═════ DATA EXTRACT
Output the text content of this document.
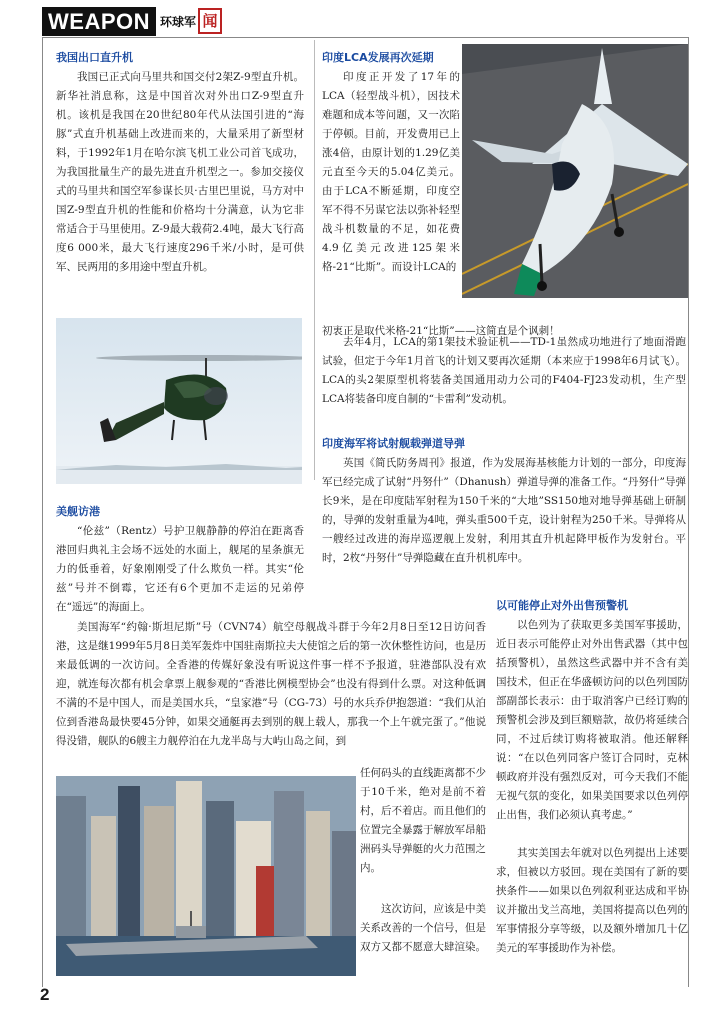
WEAPON 环球军 闻
我国出口直升机

我国已正式向马里共和国交付2架Z-9型直升机。新华社消息称，这是中国首次对外出口Z-9型直升机。该机是我国在20世纪80年代从法国引进的“海豚”式直升机基础上改进而来的，大量采用了新型材料，于1992年1月在哈尔滨飞机工业公司首飞成功，为我国批量生产的最先进直升机型之一。参加交接仪式的马里共和国空军参谋长贝·古里巴里说，马方对中国Z-9型直升机的性能和价格均十分满意，认为它非常适合于马里使用。Z-9最大载荷2.4吨，最大飞行高度6 000米，最大飞行速度296千米/小时，是可供军、民两用的多用途中型直升机。

印度LCA发展再次延期

印度正开发了17年的LCA（轻型战斗机），因技术难题和成本等问题，又一次陷于停顿。目前，开发费用已上涨4倍，由原计划的1.29亿美元直至今天的5.04亿美元。由于LCA不断延期，印度空军不得不另谋它法以弥补轻型战斗机数量的不足，如花费4.9亿美元改进125架米格-21“比斯”。而设计LCA的

初衷正是取代米格-21“比斯”——这简直是个讽刺！

去年4月，LCA的第1架技术验证机——TD-1虽然成功地进行了地面滑跑试验，但定于今年1月首飞的计划又要再次延期（本来应于1998年6月试飞）。LCA的头2架原型机将装备美国通用动力公司的F404-FJ23发动机，生产型LCA将装备印度自制的“卡雷利”发动机。

印度海军将试射舰载弹道导弹

英国《简氏防务周刊》报道，作为发展海基核能力计划的一部分，印度海军已经完成了试射“丹努什”（Dhanush）弹道导弹的准备工作。“丹努什”导弹长9米，是在印度陆军射程为150千米的“大地”SS150地对地导弹基础上研制的，导弹的发射重量为4吨，弹头重500千克，设计射程为250千米。导弹将从一艘经过改进的海岸巡逻舰上发射，利用其直升机起降甲板作为发射台。平时，2枚“丹努什”导弹隐藏在直升机机库中。

美舰访港

“伦兹”（Rentz）号护卫舰静静的停泊在距离香港回归典礼主会场不远处的水面上，舰尾的星条旗无力的低垂着，好象刚刚受了什么欺负一样。其实“伦兹”号并不倒霉，它还有6个更加不走运的兄弟停在“遥远”的海面上。

美国海军“约翰·斯坦尼斯”号（CVN74）航空母舰战斗群于今年2月8日至12日访问香港，这是继1999年5月8日美军轰炸中国驻南斯拉夫大使馆之后的第一次休整性访问，也是历来最低调的一次访问。全香港的传媒好象没有听说这件事一样不予报道，驻港部队没有欢迎，就连每次都有机会拿票上舰参观的“香港比例模型协会”也没有得到什么票。对这种低调不满的不是中国人，而是美国水兵，“皇家港”号（CG-73）号的水兵乔伊抱怨道：“我们从泊位到香港岛最快要45分钟，如果交通艇再去到别的舰上载人，那我一个上午就完蛋了。”他说得没错，舰队的6艘主力舰停泊在九龙半岛与大屿山岛之间，到

任何码头的直线距离都不少于10千米，绝对是前不着村，后不着店。而且他们的位置完全暴露于解放军昂船洲码头导弹艇的火力范围之内。

这次访问，应该是中美关系改善的一个信号，但是双方又都不愿意大肆渲染。

以可能停止对外出售预警机

以色列为了获取更多美国军事援助，近日表示可能停止对外出售武器（其中包括预警机），虽然这些武器中并不含有美国技术，但正在华盛顿访问的以色列国防部副部长表示：由于取消客户已经订购的预警机会涉及到巨额赔款，故仍将延续合同，不过后续订购将被取消。他还解释说：“在以色列同客户签订合同时，克林顿政府并没有强烈反对，可今天我们不能无视气氛的变化，如果美国要求以色列停止出售，我们必须认真考虑。”

其实美国去年就对以色列提出上述要求，但被以方驳回。现在美国有了新的要挟条件——如果以色列叙利亚达成和平协议并撤出戈兰高地，美国将提高以色列的军事情报分享等级，以及额外增加几十亿美元的军事援助作为补偿。

2
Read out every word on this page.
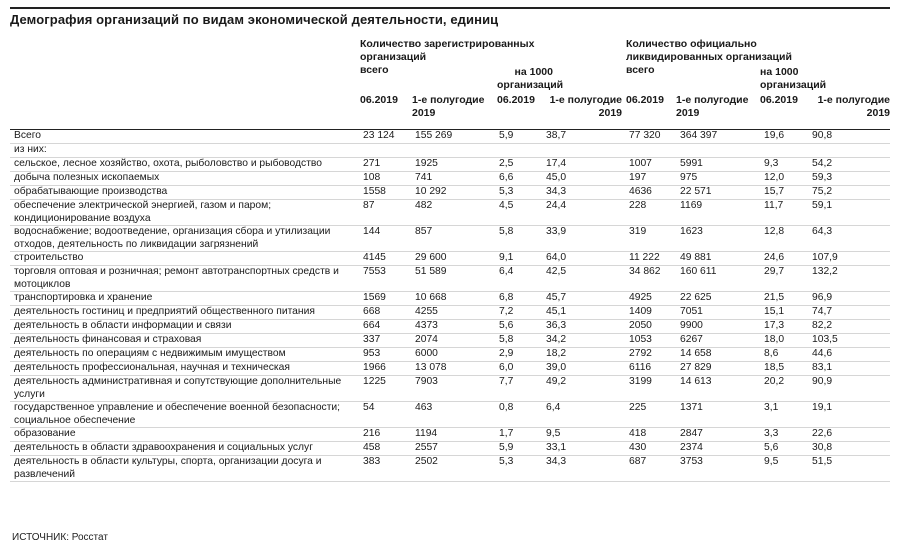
Демография организаций по видам экономической деятельности, единиц
Количество зарегистрированных организаций
Количество официально ликвидированных организаций
всего	на 1000 организаций
06.2019 1-е полугодие 2019
06.2019	1-е полугодие 2019
всего	на 1000 организаций
06.2019 1-е полугодие 2019
06.2019	1-е полугодие 2019
Всего	23 124	155 269	5,9	38,7	77 320	364 397	19,6	90,8
из них:								
сельское, лесное хозяйство, охота, рыболовство и рыбоводство	271	1925	2,5	17,4	1007	5991	9,3	54,2
добыча полезных ископаемых	108	741	6,6	45,0	197	975	12,0	59,3
обрабатывающие производства	1558	10 292	5,3	34,3	4636	22 571	15,7	75,2
обеспечение электрической энергией, газом и паром; кондиционирование воздуха	87	482	4,5	24,4	228	1169	11,7	59,1
водоснабжение; водоотведение, организация сбора и утилизации отходов, деятельность по ликвидации загрязнений	144	857	5,8	33,9	319	1623	12,8	64,3
строительство	4145	29 600	9,1	64,0	11 222	49 881	24,6	107,9
торговля оптовая и розничная; ремонт автотранспортных средств и мотоциклов	7553	51 589	6,4	42,5	34 862	160 611	29,7	132,2
транспортировка и хранение	1569	10 668	6,8	45,7	4925	22 625	21,5	96,9
деятельность гостиниц и предприятий общественного питания	668	4255	7,2	45,1	1409	7051	15,1	74,7
деятельность в области информации и связи	664	4373	5,6	36,3	2050	9900	17,3	82,2
деятельность финансовая и страховая	337	2074	5,8	34,2	1053	6267	18,0	103,5
деятельность по операциям с недвижимым имуществом	953	6000	2,9	18,2	2792	14 658	8,6	44,6
деятельность профессиональная, научная и техническая	1966	13 078	6,0	39,0	6116	27 829	18,5	83,1
деятельность административная и сопутствующие дополнительные услуги	1225	7903	7,7	49,2	3199	14 613	20,2	90,9
государственное управление и обеспечение военной безопасности; социальное обеспечение	54	463	0,8	6,4	225	1371	3,1	19,1
образование	216	1194	1,7	9,5	418	2847	3,3	22,6
деятельность в области здравоохранения и социальных услуг	458	2557	5,9	33,1	430	2374	5,6	30,8
деятельность в области культуры, спорта, организации досуга и развлечений	383	2502	5,3	34,3	687	3753	9,5	51,5
ИСТОЧНИК: Росстат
══════════
● WORK INSTRUCTIONS:
Your task is to pick out every line with the string "this" and copy it.

● WORKED SOLUTION:
Output the text content of this document.
Read out every word on this page.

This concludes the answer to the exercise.